--- START Working data ---

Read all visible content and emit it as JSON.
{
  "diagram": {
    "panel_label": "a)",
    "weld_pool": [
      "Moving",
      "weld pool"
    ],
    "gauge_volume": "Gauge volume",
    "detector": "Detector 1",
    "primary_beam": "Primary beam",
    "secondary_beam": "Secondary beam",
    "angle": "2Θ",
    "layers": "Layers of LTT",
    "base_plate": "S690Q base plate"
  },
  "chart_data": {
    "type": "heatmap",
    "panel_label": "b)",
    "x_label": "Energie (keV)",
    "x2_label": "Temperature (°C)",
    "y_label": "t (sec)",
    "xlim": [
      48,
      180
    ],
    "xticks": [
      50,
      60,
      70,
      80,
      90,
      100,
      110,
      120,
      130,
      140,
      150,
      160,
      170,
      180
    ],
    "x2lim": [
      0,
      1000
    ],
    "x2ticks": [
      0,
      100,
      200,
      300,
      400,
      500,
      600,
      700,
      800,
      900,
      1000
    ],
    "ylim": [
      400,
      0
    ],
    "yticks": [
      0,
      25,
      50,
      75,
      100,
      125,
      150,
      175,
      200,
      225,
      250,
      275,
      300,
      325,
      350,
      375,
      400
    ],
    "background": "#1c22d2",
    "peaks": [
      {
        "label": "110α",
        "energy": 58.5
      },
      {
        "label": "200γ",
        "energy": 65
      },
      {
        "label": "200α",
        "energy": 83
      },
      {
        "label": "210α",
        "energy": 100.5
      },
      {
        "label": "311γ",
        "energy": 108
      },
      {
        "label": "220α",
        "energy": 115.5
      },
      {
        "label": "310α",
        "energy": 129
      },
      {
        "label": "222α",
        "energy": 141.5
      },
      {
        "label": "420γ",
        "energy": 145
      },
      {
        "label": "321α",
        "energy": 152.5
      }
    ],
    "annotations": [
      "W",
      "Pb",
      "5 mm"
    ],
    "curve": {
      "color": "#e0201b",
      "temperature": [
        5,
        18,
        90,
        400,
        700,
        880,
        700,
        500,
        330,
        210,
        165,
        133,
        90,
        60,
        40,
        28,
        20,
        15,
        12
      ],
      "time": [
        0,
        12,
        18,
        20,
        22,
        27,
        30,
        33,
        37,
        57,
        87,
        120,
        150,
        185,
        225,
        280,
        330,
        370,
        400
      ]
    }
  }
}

--- END Working data ---

What to produce - Scan the material and collect every line that contains "beam".

Response to the task -
    "primary_beam": "Primary beam",
    "secondary_beam": "Secondary beam",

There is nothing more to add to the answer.